REQUIRED WORK: List the anesthetic protocol groups named in the study excerpt on dreams under anesthesia.

TEXT FOR ANALYSIS:

Assessment of the impact of different perioperative psychotherapeutical interventions (preoperative suggestions and "dremafilm" method) on the incidence of dreams and dream recalls
When we compared the incidence of dreams in the control, suggestion and "dreamfilm" groups according to the anaesthetic technique the following results were found:
Etomidate & sevoflurane group: The incidence of reported dreams is similar irrespective of the fact whether no psychotherapeutic intervention was administered, suggestions or "dreamfilm" method was applied (Pearson chi-square p = 0.883).
Testing the homogeneity of distributions of dreaming using Pearson chi-square test results grouped according to anesthetic protocols
% within row
Pairwise comparison of dreams and recallable dreams in the different anesthesia technique groups
Etomidate & sevoflurane group
Control – suggestion
40% vs. 44%
p = 0.37
20% vs. 32%
p = 0.15
Control – dreamfilm
40% vs. 47%
p = 0.31
20% vs. 30%
p = 0.20
Suggestion – dreamfilm
44% vs. 47%
p = 0.42
32% vs. 30%
p = 0.42
Propofol & propofol group
Control – suggestion
39% vs. 44%
p = 0.36
29% vs. 44%
p = 0.116
Control – dreamfilm
39% vs. 70%
p = 0.009
29% vs. 63%
p = 0.004
Suggestion – dreamfilm
44% vs. 70%
p = 0.019
44% vs. 63%
p = 0.063
Propofol & sevoflurane group
Control – suggestion
26% vs. 52%
p = 0.02
11% vs. 39%
p = 0.007
Control – dreamfilm
p = 0.009
11% vs. 53%
p < 0.001
Suggestion – dreamfilm
52% vs. 57%
p = 0.34
39% vs. 53%
p = 0.137
Testing the effect of the induction and maintenance agents on dreaming probabilities among the three subgroups
We also intended to clarify whether drugs used for induction or rather those used for maintenance influence the effectivity of our psychological methods. For this purpose we merged propofol & propofol and propofol & sevoflurane into one group and reran the χ2-test for homogeneity of the dreaming distributions among the three psychological method groups. The p-value of Pearson chi-square tests was p = 0.005. If we make a comparison with the etomidate/sevoflurane group, where the Pearson chi-square tests p-value was p = 0.883, one may conclude that propofol as an induction drug significantly advances the effect of our psychological methods compared to etomidate. For the sake of consistency we repeated the previous test to investigate the role of the maintenance drug. We merged the first and third anesthetic protocol groups (etomidate & sevoflurane and propofol & sevoflurane) into one group, and repeated the χ2-test. The p-value of the Pearson chi-square test for etomidate & sevoflurane was p = 0.107, while it was 0,038 in propofol & propofol group. Hence, propofol, also as a maintenance drug, significantly advances the effect of our psychological methods, while sevoflurane does not.

SOURCE MATERIAL:
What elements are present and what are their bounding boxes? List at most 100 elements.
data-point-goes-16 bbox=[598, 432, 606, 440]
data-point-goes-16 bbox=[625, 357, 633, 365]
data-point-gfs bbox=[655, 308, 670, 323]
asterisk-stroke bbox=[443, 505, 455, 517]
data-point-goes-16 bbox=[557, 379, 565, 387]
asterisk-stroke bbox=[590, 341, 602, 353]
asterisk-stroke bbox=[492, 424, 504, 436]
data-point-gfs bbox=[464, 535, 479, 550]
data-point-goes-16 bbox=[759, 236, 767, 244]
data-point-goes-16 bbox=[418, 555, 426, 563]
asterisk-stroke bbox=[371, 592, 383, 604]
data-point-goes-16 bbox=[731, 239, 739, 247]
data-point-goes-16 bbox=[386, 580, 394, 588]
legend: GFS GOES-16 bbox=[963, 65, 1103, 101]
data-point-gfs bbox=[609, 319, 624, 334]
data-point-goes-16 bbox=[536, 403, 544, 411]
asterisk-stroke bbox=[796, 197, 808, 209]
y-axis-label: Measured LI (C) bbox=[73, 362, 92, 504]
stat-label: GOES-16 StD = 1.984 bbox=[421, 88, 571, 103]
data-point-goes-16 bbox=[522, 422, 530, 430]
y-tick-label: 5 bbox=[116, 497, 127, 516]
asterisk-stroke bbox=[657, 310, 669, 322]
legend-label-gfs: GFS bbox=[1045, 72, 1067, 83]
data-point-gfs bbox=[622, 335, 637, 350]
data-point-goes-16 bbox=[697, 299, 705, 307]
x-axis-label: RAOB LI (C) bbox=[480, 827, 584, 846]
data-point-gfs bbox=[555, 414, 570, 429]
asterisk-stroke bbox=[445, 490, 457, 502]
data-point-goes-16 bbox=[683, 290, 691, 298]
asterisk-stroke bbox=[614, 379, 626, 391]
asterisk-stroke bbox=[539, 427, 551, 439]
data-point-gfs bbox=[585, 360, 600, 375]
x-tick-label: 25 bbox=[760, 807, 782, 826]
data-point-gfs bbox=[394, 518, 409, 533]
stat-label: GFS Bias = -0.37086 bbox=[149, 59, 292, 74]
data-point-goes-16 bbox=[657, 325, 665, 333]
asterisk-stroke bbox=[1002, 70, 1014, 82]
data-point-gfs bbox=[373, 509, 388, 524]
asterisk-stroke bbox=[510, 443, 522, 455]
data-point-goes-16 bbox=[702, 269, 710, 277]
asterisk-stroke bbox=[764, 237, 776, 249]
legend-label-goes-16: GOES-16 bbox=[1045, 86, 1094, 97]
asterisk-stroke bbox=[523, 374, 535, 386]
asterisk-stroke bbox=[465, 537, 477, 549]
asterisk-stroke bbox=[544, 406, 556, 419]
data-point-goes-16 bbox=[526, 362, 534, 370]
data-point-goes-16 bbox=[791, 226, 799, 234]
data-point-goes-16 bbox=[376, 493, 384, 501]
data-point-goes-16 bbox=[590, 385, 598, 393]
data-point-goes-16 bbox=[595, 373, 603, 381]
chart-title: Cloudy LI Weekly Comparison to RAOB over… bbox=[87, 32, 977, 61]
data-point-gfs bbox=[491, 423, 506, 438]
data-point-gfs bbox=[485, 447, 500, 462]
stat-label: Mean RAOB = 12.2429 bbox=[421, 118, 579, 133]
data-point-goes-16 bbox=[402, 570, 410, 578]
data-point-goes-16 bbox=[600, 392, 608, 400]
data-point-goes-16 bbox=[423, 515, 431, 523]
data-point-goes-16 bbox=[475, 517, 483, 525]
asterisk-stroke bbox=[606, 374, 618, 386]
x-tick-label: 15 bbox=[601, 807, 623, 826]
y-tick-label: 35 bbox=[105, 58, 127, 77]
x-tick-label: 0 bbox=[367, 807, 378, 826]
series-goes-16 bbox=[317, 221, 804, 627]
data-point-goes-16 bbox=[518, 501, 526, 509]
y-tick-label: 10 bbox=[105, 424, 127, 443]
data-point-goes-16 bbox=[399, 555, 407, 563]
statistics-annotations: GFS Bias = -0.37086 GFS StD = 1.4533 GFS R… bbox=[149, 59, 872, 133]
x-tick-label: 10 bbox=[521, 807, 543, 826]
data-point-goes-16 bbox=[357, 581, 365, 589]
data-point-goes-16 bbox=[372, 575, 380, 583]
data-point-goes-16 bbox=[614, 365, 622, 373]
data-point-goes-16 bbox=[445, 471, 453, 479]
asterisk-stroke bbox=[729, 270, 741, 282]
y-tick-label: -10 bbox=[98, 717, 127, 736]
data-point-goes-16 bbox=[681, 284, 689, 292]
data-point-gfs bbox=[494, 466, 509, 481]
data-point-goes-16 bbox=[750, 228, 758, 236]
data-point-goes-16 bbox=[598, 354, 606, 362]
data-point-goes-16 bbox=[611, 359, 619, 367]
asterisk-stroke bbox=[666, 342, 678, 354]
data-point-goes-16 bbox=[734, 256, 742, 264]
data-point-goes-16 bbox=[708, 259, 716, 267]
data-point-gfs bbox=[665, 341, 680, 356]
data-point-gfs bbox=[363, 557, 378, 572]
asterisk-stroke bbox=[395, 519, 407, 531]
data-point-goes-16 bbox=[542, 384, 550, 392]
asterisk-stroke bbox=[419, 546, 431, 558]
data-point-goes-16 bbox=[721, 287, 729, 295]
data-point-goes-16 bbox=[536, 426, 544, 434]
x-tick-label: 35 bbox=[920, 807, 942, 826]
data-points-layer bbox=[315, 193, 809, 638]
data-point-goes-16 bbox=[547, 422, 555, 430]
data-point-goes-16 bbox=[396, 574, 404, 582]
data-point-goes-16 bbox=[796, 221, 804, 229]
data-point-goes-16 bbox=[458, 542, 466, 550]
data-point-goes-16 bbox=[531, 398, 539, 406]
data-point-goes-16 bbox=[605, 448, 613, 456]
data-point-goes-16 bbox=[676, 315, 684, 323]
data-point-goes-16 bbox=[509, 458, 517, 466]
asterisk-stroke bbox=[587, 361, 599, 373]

SOLUTION FOR THIS PROBLEM:
- Etomidate & sevoflurane
- Propofol & propofol
- Propofol & sevoflurane